### 情報の活用:
1 > 本文の「人物の動かし方や心情描写に粗」から「みの摩訶不思議な事件に挑む。」までをすべて、そのまま書き写しなさい。
2 > 本文によると、この作品は何という賞を受賞しましたか。

### 本文:
—————

玉妖綺譚/真園めぐみ


玉妖綺譚 (創元推理文庫)
玉妖綺譚 (創元推理文庫)【Amazon】【BOOK☆WALKER】

評価:★★★☆☆
2016年5月刊。
第1回創元ファンタジイ新人賞「優秀賞」受賞作。
妖絡みのトラブル処理を請け負いつつ、玉妖に魅入られた姉を助ける方法を探す少女驅妖師(祓い屋)が主人公の和風ファンタジーです。
現実としばしば交わる幻想的な妖の世界が素敵でした。設定と世界観はとても魅力的。
人物の動かし方や心情描写に粗さを感じたものの、デビューシリーズの第1巻ということなので今後の成長に期待したいと思います。

☆あらすじ☆
異界と現実世界との間にある“はざま”。そこで産する竜卵石は妖力をもち、主の“気”を受けて玉妖と呼ばれる精霊を宿す。中でもその美しさ、知性から伝説的な存在とされるのが、難波俊之が育てた“難波コレクション”の七つの玉妖たちだ。そのひとつ〈くろがね〉を受け継いだ修業中の驅妖師・彩音は、玉妖に魅入られ眠り続ける姉を救おうとする……。人々の目に見えない異界妖が跋扈する皇国大和の首都・櫂都を舞台に、少女驅妖師・彩音と相棒の玉妖くろがねが、妖がらみの摩訶不思議な事件に挑む。

以下、ネタバレありの感想です。

 

舞台となるのは皇国大和の首都・櫂都。
設定や雰囲気的に明治頃をイメージすればいいのでしょうか。

そして主人公は、櫂都で駆け出しの驅妖師として仕事を請ける少女・彩音
物語は、相棒の玉妖・くろがねと共に、異界から現れた妖が引き起こすトラブルを解決していく彩音の奮闘を描いていきます。

 

連作短編的にいくつかの事件が登場するのですが、そんな物語の軸となるのは彩音の姉・百合乃の問題
玉妖・ほむらに魅入られ、ほむらの世界「郷」から帰ってこなくなってしまった百合乃をどうにかして連れ戻すことが彩音の大きな目標として掲げられているのです。

 

個人的に残念だったのは、この百合乃の問題についてもう少し情緒的に掘り下げて描いてほしかったというところ。
オチがね・・・・・・。
百合乃が現実的な女性でほむらに魅入られるのは不思議だっていう話はあったのでオチに納得はしたものの、なんというか序盤の悲壮感の割にあっけない解決だったなと肩すかしに感じてしまいました(´・ω・`)
婚約者をめぐる兄弟の泥沼愛憎劇をみた直後だから余計にそう感じてしまったのでしょうか。

—————

[文書理解データ]
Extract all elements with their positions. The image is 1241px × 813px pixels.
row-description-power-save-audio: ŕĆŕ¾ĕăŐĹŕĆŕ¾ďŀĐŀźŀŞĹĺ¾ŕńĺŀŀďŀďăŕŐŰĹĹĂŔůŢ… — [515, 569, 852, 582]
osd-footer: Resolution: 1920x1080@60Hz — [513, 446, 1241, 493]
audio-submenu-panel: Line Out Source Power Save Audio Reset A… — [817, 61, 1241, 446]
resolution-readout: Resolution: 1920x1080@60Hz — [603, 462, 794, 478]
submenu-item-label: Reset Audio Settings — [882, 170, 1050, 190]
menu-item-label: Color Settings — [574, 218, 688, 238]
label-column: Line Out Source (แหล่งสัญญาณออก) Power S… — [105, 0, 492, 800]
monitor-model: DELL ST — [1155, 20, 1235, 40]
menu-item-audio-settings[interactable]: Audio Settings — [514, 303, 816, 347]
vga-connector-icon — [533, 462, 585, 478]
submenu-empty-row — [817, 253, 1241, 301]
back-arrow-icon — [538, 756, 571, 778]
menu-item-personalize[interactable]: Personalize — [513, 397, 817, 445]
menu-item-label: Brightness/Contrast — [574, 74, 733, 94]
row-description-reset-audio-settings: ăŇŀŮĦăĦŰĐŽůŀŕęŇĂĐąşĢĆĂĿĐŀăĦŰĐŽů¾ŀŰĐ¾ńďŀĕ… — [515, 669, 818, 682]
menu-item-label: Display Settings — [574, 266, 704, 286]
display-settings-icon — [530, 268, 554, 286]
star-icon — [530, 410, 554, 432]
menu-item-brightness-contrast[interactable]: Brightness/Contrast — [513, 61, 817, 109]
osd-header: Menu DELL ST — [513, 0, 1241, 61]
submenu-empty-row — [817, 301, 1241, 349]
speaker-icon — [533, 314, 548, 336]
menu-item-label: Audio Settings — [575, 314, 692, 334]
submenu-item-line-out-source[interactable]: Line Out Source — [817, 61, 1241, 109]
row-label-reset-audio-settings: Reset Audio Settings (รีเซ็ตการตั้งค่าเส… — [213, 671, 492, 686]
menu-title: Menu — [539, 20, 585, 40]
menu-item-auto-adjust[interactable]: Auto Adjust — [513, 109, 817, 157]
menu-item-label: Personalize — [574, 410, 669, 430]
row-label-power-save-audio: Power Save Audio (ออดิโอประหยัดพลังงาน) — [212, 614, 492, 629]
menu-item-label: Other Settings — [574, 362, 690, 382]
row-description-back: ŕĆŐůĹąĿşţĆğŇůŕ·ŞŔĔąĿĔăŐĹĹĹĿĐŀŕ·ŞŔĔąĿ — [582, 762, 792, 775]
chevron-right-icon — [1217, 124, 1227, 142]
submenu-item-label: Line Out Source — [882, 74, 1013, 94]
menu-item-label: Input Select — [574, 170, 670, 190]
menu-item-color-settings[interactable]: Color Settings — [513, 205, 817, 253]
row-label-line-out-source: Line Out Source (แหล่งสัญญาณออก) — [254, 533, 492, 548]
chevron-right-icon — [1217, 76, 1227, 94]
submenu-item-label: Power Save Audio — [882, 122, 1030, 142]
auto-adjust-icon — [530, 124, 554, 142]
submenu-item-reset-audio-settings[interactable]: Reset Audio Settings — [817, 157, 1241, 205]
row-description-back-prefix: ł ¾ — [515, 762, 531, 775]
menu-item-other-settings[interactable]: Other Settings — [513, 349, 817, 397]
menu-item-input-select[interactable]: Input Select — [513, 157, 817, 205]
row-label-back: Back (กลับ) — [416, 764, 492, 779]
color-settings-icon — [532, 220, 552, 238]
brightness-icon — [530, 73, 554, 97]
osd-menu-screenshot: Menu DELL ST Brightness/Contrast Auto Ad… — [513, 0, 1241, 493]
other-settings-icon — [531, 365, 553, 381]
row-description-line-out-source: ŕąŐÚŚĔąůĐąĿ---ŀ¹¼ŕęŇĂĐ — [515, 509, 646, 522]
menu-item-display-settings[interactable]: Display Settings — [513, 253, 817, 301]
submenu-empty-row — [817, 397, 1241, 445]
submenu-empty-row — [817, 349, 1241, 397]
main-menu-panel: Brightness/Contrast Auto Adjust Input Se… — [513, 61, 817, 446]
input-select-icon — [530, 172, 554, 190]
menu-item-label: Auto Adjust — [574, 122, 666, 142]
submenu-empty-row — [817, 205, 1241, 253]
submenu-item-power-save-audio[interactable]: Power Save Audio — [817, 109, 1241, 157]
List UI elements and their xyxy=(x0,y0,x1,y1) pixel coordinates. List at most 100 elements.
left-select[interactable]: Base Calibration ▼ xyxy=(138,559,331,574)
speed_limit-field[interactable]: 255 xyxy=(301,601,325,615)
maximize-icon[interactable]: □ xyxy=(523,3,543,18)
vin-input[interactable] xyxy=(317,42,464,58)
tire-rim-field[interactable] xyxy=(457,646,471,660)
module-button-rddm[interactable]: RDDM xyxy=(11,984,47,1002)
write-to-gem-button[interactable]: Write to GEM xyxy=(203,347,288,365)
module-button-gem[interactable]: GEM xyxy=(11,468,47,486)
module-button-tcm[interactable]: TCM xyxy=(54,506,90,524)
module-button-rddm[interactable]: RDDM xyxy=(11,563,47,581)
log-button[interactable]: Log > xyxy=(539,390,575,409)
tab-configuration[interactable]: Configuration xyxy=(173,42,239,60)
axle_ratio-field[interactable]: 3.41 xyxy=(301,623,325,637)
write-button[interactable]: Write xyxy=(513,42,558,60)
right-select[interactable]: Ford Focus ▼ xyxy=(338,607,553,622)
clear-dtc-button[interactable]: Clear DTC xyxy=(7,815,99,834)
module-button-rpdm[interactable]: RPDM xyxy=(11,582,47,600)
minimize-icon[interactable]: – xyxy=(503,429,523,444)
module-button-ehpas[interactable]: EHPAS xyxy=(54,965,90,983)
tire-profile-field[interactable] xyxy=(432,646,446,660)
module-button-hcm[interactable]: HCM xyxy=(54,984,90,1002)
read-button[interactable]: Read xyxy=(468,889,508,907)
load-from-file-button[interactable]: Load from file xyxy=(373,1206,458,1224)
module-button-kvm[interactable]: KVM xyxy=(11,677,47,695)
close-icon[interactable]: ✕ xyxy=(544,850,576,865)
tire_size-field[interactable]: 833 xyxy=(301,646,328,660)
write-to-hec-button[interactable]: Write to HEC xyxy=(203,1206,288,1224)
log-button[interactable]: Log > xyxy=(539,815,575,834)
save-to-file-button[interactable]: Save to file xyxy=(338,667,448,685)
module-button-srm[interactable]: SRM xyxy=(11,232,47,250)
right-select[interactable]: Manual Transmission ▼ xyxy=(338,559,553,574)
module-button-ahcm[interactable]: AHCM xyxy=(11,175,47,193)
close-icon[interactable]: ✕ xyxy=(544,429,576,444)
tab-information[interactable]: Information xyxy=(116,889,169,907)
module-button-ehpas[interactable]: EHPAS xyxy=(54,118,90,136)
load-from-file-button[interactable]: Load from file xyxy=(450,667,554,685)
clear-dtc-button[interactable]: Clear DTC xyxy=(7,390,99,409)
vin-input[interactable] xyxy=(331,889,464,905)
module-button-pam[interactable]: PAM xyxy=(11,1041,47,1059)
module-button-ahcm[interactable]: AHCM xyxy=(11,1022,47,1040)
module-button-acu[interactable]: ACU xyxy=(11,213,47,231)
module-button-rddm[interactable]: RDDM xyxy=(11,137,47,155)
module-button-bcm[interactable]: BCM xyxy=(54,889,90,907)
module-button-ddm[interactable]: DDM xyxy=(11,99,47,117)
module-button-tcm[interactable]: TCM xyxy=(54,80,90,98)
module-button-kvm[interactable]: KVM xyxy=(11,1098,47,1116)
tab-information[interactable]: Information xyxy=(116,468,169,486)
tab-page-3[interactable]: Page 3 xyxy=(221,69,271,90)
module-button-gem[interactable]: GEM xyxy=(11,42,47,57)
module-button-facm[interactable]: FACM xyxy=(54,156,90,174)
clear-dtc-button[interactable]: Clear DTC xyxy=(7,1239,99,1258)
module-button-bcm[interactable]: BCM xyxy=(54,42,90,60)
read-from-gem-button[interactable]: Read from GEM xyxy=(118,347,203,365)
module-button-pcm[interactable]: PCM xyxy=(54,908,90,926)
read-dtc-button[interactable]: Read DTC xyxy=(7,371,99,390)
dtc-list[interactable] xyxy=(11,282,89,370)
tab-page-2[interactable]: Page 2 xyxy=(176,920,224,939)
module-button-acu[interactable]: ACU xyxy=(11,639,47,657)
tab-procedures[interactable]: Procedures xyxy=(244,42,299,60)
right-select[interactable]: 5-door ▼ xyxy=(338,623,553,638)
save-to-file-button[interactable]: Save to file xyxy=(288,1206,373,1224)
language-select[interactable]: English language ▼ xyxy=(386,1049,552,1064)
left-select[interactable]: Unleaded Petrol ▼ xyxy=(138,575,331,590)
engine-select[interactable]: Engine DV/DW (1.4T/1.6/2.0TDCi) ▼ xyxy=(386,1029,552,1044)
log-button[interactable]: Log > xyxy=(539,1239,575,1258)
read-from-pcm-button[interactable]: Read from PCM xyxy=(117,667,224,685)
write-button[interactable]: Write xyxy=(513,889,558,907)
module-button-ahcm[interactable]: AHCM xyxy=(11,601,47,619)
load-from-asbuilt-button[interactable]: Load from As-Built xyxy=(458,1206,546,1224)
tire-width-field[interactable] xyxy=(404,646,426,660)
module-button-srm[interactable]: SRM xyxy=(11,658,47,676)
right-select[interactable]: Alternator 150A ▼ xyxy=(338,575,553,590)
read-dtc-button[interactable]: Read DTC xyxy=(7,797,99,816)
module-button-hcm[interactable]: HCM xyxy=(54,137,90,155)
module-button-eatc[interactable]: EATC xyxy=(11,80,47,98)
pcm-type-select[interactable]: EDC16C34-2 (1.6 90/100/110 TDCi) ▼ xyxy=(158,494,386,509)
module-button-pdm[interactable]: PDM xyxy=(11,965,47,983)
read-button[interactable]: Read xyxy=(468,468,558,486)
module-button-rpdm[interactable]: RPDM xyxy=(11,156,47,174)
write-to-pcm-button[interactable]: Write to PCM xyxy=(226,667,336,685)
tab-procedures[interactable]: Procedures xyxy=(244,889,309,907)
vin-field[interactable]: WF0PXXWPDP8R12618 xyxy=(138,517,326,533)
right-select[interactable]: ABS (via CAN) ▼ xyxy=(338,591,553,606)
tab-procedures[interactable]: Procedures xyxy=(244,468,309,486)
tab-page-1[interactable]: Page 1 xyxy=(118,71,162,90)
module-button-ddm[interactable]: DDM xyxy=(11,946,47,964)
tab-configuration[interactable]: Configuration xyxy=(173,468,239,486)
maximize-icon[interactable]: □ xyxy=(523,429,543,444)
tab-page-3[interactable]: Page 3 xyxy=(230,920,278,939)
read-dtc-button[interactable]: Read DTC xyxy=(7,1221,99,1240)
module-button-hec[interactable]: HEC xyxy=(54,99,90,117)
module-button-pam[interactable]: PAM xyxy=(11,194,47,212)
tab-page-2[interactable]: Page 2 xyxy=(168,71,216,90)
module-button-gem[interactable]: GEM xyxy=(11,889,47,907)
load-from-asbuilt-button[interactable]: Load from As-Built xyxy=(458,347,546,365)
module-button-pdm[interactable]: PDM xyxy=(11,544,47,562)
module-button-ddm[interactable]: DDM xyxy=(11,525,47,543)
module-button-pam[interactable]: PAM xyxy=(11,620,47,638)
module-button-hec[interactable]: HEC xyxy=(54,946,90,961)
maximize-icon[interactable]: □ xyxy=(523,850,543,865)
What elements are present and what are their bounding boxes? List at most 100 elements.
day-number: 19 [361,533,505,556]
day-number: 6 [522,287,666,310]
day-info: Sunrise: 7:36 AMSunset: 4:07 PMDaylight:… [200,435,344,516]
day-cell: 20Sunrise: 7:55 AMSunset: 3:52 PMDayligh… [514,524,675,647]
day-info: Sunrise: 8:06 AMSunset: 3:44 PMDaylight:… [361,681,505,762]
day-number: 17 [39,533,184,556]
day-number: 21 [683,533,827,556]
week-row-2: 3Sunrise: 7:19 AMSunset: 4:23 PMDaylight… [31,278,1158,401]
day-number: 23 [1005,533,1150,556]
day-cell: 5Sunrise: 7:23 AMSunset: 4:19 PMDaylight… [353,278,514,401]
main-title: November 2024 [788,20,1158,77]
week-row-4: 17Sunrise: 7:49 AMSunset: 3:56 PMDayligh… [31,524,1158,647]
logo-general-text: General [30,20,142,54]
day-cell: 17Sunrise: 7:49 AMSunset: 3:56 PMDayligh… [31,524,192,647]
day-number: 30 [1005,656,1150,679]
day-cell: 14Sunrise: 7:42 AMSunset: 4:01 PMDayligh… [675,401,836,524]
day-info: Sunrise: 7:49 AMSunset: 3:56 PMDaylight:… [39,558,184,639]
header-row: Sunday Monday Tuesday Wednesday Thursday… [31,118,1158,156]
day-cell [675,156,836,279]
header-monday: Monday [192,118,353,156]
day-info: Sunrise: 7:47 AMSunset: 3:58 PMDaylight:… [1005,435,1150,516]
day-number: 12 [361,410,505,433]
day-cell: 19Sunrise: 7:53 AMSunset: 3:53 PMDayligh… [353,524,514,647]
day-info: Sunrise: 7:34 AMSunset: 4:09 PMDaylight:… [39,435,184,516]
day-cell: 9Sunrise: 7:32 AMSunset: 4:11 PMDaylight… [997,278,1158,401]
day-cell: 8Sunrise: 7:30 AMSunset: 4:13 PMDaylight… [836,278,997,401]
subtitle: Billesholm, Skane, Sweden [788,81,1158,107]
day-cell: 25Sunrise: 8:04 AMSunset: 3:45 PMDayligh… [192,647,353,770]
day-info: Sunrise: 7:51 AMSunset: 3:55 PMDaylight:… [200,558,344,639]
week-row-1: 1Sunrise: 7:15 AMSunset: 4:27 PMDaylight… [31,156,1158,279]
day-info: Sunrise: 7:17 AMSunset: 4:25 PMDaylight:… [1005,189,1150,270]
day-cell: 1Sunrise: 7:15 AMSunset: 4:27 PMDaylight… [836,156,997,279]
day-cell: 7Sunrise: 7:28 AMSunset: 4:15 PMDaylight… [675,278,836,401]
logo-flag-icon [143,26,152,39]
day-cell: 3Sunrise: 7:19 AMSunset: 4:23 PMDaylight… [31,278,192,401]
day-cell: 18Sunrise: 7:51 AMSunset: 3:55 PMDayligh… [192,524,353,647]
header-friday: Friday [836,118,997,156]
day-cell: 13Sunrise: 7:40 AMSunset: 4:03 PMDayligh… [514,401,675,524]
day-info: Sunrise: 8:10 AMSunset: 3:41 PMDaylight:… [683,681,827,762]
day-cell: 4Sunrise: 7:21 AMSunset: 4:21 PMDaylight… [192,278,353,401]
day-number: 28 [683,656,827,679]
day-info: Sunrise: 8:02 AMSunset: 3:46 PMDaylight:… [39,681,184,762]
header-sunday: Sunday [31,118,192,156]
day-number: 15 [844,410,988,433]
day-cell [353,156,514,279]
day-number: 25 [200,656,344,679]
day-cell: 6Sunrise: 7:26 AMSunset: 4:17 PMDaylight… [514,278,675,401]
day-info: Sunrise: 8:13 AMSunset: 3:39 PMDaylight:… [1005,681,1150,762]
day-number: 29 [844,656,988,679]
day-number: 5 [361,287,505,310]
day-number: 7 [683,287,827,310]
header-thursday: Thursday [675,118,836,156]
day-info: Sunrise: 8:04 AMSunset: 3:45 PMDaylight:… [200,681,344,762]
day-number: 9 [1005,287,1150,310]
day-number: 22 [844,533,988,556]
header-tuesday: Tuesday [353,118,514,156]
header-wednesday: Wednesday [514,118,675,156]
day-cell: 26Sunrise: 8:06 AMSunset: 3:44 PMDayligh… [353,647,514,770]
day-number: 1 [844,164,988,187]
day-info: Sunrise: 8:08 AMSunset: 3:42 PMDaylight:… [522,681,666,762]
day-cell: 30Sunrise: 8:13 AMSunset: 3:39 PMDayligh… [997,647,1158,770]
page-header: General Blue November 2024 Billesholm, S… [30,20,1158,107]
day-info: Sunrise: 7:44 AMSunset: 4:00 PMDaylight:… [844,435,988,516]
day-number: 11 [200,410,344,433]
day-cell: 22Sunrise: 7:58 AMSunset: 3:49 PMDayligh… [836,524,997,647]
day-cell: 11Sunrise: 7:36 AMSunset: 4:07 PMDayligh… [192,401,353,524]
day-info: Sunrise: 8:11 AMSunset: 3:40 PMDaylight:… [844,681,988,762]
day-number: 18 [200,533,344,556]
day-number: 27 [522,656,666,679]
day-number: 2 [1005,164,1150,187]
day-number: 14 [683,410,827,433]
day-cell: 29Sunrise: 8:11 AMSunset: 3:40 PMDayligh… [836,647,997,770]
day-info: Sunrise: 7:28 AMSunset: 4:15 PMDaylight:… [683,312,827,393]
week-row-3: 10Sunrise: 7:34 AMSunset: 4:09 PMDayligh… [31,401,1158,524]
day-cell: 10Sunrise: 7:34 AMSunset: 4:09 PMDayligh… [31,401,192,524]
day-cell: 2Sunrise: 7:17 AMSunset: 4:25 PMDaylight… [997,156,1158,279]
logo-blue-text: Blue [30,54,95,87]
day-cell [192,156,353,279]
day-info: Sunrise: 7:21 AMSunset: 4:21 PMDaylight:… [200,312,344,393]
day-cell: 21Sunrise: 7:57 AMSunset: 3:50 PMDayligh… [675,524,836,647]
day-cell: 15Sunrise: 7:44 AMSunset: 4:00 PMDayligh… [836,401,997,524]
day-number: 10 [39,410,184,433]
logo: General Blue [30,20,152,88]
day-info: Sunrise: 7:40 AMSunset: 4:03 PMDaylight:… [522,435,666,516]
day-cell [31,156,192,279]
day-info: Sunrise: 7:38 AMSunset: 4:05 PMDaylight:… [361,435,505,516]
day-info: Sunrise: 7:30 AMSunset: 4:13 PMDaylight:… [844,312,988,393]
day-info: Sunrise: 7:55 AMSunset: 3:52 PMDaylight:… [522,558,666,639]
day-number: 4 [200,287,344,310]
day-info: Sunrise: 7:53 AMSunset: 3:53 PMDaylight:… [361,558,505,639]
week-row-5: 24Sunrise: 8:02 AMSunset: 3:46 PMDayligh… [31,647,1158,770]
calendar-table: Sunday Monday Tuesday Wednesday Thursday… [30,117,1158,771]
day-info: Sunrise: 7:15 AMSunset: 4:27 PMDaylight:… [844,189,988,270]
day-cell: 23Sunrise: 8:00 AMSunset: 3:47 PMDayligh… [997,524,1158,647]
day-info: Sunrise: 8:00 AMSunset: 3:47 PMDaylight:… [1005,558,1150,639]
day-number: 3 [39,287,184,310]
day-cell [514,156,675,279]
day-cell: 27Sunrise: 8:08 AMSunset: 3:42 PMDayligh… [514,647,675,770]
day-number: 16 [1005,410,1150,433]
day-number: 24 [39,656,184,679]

—————

### 解答:
1 >
人物の動かし方や心情描写に粗さを感じたものの、デビューシリーズの第1巻ということなので今後の成長に期待したいと思います。

☆あらすじ☆
異界と現実世界との間にある“はざま”。そこで産する竜卵石は妖力をもち、主の“気”を受けて玉妖と呼ばれる精霊を宿す。中でもその美しさ、知性から伝説的な存在とされるのが、難波俊之が育てた“難波コレクション”の七つの玉妖たちだ。そのひとつ〈くろがね〉を受け継いだ修業中の驅妖師・彩音は、玉妖に魅入られ眠り続ける姉を救おうとする……。人々の目に見えない異界妖が跋扈する皇国大和の首都・櫂都を舞台に、少女驅妖師・彩音と相棒の玉妖くろがねが、妖がらみの摩訶不思議な事件に挑む。

2 > 第1回創元ファンタジイ新人賞の「優秀賞」です。